_Data for processing_
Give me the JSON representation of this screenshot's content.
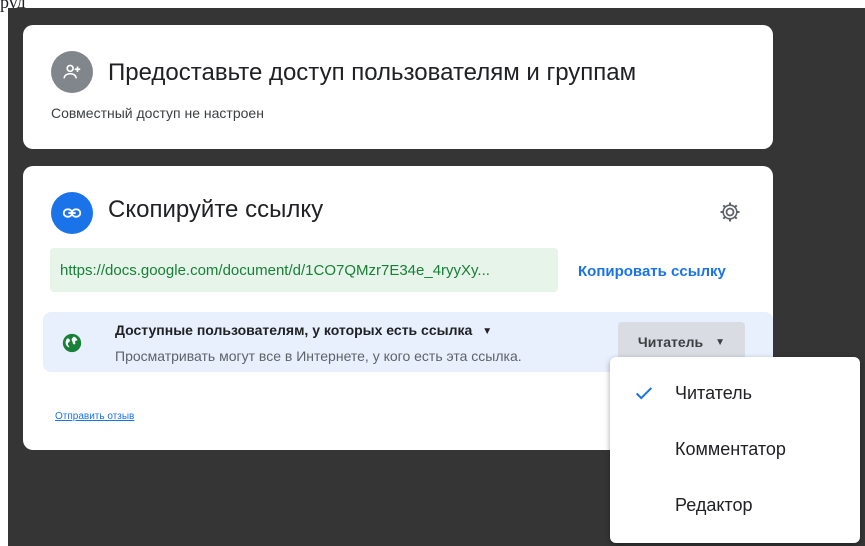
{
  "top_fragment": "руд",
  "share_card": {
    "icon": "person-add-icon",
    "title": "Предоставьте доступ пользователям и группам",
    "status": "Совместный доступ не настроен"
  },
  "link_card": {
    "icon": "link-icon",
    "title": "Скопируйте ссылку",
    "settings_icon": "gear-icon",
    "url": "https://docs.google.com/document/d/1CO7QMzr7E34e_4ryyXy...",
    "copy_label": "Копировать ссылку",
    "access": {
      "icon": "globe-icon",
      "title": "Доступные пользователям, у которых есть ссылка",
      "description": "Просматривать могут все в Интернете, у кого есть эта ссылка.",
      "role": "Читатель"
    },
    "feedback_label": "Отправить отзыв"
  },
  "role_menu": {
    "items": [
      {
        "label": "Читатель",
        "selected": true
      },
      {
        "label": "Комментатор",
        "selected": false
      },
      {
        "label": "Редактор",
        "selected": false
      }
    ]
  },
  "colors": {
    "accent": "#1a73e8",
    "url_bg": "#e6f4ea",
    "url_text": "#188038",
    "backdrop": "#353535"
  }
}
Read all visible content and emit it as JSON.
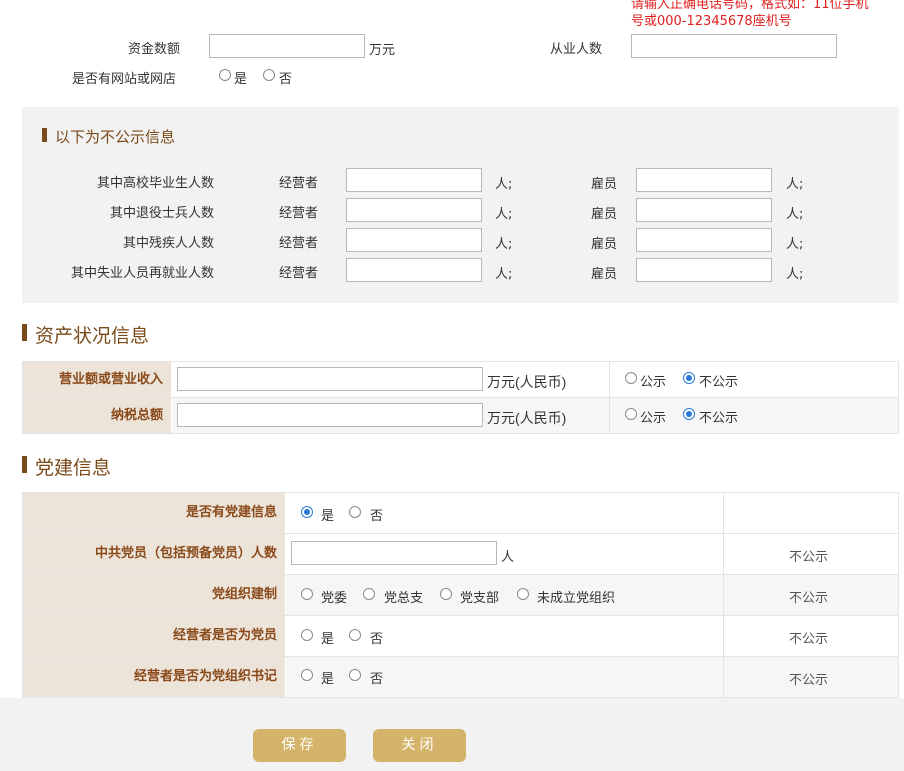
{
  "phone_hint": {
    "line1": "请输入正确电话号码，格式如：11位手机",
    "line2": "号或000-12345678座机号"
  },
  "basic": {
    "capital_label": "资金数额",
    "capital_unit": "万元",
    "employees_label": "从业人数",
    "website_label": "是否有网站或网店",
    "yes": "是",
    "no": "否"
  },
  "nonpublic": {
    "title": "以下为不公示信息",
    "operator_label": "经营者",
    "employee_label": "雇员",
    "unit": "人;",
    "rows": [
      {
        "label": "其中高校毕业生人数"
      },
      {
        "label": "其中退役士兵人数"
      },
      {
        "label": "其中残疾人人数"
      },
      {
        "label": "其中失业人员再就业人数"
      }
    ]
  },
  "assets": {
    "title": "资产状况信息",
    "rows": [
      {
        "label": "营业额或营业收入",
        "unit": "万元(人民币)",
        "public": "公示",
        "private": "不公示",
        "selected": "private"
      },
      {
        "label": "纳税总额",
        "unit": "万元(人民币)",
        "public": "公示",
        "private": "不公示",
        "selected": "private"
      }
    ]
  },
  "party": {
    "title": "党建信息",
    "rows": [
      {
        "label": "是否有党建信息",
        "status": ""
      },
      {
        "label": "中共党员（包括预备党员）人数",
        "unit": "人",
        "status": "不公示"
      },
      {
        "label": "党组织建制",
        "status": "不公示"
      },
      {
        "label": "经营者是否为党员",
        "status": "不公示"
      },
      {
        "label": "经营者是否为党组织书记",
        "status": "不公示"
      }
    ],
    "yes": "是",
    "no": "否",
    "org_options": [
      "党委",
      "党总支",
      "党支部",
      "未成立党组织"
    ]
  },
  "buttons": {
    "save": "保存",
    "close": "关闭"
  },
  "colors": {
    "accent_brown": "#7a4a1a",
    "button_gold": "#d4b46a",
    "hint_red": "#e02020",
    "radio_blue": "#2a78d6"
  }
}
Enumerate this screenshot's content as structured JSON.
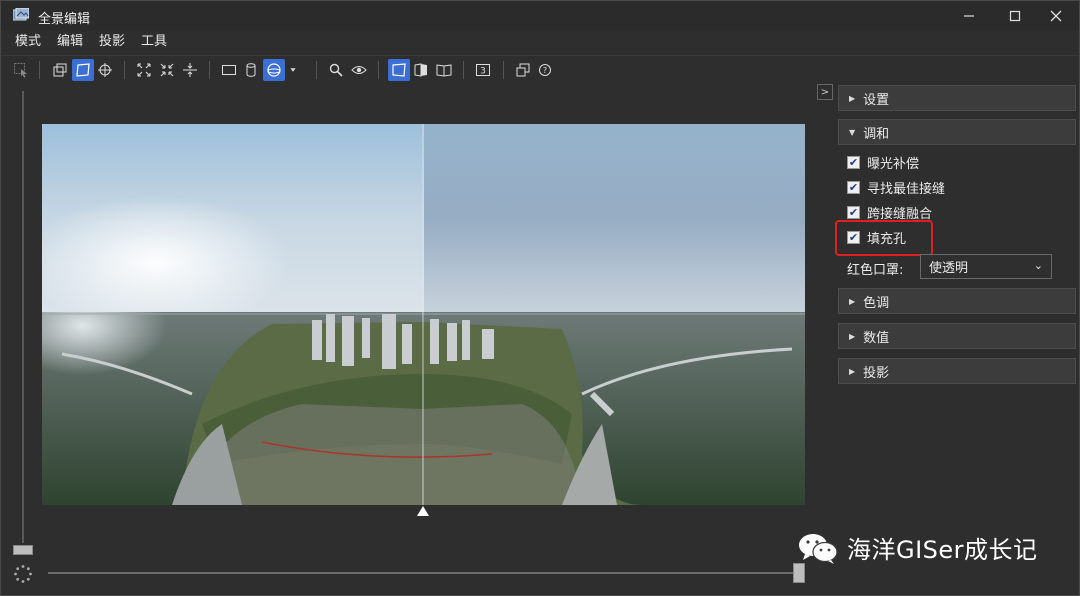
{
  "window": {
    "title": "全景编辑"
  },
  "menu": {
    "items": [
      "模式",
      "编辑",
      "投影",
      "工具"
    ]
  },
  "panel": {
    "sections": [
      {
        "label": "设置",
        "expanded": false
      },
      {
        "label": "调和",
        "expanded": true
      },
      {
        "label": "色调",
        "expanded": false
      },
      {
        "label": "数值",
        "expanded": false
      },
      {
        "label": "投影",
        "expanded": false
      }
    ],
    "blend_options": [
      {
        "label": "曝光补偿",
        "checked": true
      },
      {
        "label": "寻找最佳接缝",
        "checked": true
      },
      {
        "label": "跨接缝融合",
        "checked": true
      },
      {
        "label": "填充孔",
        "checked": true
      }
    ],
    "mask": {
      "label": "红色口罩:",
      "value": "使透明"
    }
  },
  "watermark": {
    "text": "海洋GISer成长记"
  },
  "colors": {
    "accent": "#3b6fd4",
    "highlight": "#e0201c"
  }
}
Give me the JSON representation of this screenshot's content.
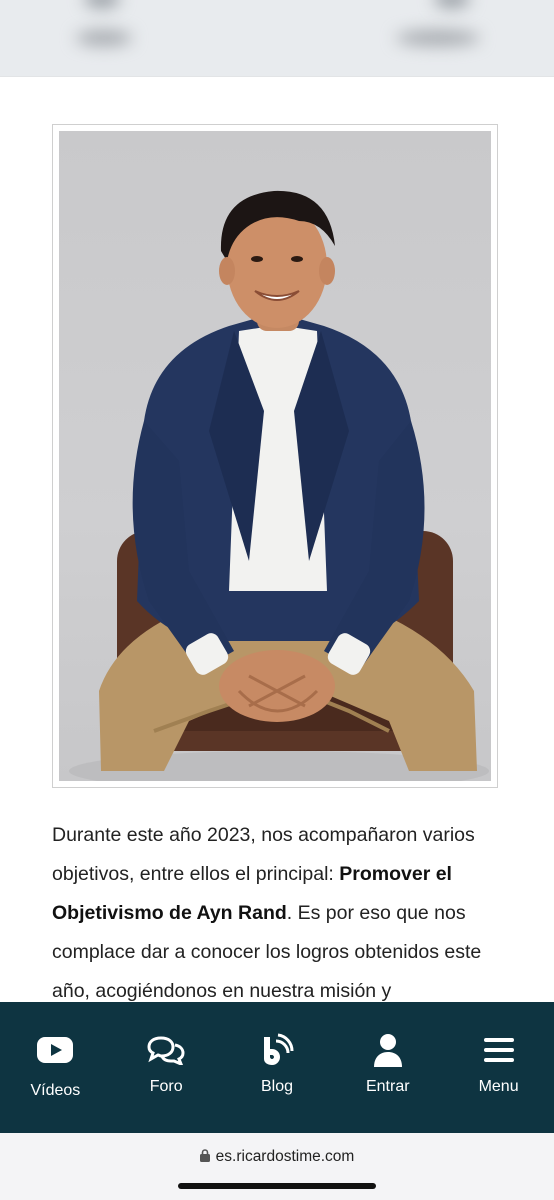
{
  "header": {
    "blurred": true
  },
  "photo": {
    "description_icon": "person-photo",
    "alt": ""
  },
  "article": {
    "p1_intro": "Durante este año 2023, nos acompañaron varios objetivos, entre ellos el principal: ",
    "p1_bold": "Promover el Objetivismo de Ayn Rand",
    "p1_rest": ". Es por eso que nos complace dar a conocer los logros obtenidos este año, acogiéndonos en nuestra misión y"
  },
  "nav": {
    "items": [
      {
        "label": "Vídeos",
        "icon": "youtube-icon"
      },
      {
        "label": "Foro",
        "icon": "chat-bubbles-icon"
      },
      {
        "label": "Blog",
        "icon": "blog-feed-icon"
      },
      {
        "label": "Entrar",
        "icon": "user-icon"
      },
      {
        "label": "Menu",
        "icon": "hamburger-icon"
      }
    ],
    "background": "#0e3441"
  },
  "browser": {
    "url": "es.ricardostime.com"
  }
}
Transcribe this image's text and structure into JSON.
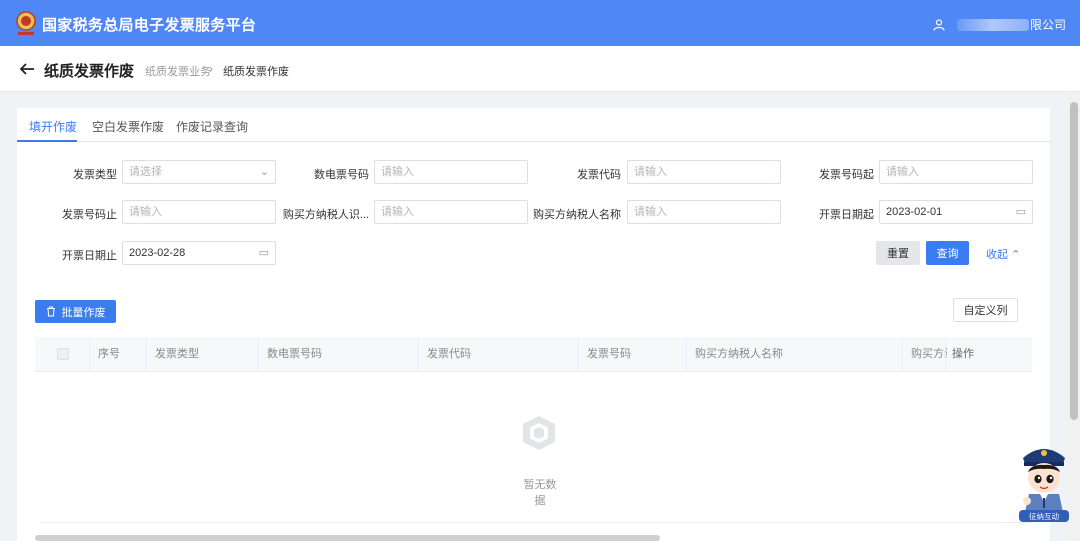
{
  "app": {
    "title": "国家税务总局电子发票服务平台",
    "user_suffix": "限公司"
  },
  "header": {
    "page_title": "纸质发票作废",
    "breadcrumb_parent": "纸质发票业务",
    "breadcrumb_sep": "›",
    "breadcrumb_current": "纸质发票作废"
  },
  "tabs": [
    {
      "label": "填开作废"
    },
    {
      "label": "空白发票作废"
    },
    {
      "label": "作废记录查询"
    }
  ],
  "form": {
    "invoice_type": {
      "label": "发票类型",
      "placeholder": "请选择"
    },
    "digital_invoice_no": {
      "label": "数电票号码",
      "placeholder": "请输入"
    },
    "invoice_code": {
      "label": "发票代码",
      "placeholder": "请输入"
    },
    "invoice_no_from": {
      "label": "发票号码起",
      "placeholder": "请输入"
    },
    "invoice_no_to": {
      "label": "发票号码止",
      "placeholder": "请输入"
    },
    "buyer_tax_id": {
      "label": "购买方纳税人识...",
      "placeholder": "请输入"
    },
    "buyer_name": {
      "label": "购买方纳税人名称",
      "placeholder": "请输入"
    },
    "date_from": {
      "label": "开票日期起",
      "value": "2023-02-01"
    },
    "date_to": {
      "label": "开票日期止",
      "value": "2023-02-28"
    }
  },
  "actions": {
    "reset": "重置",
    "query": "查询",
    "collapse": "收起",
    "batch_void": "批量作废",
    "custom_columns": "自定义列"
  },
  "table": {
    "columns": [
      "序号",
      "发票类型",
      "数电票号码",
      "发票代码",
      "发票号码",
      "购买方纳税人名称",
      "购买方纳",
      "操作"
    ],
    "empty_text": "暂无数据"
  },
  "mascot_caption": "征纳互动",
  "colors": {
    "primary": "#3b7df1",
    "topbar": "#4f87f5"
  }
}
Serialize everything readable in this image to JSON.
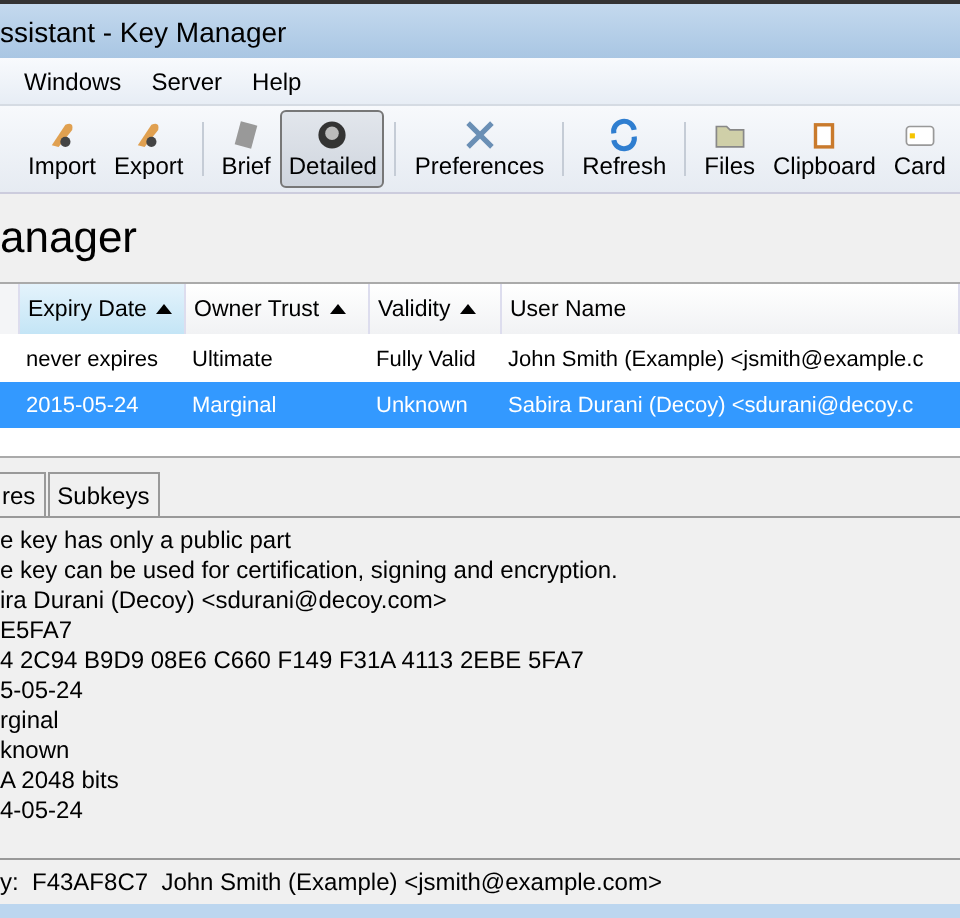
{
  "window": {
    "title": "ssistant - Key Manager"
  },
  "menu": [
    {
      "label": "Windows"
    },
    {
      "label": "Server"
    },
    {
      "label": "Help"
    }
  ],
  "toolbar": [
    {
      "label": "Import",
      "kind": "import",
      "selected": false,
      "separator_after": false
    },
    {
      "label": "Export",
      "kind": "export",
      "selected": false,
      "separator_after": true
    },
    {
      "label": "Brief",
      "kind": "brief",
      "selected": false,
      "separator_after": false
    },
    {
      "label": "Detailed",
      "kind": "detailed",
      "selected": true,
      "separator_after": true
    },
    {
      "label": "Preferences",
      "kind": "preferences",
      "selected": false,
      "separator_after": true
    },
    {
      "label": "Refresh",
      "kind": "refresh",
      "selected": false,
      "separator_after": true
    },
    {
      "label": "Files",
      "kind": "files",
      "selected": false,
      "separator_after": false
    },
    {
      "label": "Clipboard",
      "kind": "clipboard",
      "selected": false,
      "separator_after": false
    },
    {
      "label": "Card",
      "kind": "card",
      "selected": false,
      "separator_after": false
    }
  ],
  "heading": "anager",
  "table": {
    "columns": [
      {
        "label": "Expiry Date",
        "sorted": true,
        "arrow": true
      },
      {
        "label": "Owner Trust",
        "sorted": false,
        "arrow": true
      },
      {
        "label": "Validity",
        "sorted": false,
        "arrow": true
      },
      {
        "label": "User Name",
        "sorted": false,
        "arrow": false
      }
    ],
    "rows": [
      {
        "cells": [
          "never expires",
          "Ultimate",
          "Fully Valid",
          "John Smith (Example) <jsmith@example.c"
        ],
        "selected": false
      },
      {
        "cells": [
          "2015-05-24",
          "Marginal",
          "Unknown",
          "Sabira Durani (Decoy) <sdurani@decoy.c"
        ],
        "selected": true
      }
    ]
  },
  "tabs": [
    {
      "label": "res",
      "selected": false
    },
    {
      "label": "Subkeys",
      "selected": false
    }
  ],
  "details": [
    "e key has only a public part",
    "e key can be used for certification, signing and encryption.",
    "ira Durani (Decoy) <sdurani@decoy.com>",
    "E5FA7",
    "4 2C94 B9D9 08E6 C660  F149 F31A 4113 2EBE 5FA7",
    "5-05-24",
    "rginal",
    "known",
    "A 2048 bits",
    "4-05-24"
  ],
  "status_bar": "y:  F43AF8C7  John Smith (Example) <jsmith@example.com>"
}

_Prompt_
From the entries above, copy every line containing the word "content".

_Solution to this exercise_
Give me the JSON representation of this screenshot's content.
Read all visible content and emit it as JSON.
Enumerate this screenshot's content as structured JSON.
Give me the JSON representation of this screenshot's content.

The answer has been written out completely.